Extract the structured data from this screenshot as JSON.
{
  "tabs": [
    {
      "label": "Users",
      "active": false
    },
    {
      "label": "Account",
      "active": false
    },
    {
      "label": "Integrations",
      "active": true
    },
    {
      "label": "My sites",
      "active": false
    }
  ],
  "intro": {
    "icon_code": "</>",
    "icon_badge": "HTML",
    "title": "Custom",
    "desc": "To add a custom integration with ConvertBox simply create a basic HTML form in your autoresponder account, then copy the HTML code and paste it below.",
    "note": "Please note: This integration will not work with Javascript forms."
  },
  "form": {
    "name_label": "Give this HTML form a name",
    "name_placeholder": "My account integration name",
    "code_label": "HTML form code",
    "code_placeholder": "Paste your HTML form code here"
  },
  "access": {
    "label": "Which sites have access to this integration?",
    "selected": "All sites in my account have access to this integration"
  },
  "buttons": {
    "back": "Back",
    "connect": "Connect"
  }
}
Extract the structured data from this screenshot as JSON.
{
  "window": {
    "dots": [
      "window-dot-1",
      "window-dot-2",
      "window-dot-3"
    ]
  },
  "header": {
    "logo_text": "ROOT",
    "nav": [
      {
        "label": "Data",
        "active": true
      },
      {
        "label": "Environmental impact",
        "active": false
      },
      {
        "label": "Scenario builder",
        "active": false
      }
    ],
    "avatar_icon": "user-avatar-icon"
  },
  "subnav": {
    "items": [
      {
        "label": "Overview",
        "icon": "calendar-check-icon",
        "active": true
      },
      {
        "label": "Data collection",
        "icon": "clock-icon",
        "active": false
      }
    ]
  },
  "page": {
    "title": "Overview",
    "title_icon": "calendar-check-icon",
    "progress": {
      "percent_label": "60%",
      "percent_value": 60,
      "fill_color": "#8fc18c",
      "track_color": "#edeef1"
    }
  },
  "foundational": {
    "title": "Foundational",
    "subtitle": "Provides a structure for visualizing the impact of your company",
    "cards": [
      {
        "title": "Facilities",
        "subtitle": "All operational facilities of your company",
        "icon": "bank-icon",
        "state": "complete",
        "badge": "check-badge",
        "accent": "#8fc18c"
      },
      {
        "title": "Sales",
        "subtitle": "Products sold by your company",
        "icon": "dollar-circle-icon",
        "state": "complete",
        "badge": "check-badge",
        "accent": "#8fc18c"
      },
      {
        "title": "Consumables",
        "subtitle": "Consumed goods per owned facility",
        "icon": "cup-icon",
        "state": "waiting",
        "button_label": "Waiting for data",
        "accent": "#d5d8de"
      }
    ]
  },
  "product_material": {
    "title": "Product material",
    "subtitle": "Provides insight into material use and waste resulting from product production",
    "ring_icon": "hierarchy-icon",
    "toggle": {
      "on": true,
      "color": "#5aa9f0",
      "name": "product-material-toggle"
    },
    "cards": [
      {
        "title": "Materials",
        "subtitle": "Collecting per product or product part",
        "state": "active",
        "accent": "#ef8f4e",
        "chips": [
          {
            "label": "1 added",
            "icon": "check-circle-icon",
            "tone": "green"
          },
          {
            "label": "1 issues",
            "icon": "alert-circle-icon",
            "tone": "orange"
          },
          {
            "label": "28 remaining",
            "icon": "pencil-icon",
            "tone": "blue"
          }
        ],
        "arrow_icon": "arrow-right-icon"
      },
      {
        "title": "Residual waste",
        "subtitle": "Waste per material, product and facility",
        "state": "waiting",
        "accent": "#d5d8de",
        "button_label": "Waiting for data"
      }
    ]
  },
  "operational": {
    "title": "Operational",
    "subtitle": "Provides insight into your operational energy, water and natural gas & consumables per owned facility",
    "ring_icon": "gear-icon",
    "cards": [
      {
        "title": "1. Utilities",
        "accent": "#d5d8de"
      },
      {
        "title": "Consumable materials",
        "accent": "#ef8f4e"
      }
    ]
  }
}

# # # # #

Given instruction:
Show all lines in the entries above where the word "toggle" appears.

Answer for the task:
    "toggle": {
      "name": "product-material-toggle"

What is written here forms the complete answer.